Records shown Start Marker

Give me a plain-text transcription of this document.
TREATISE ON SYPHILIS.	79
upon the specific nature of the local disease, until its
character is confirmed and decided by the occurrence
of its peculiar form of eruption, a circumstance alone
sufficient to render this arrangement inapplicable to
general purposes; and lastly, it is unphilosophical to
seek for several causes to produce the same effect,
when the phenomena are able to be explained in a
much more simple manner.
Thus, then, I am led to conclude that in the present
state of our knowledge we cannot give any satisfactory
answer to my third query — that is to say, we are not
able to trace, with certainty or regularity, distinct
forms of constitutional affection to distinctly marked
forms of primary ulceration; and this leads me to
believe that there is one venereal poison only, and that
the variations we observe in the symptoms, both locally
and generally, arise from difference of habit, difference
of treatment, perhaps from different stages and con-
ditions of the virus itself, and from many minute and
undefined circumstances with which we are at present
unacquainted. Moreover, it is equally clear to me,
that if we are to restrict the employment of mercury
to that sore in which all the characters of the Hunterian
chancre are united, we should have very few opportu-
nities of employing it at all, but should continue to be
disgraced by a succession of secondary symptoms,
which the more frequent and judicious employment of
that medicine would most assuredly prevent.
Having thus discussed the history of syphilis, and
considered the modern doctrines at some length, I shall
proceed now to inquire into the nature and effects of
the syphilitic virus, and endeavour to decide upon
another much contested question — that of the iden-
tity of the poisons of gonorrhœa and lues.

Records shown End Marker

**Task objective**
Search the data for the string "should" and copy each line where it appears.

**Solution for this exercise**
chancre are united, we should have very few opportu-
nities of employing it at all, but should continue to be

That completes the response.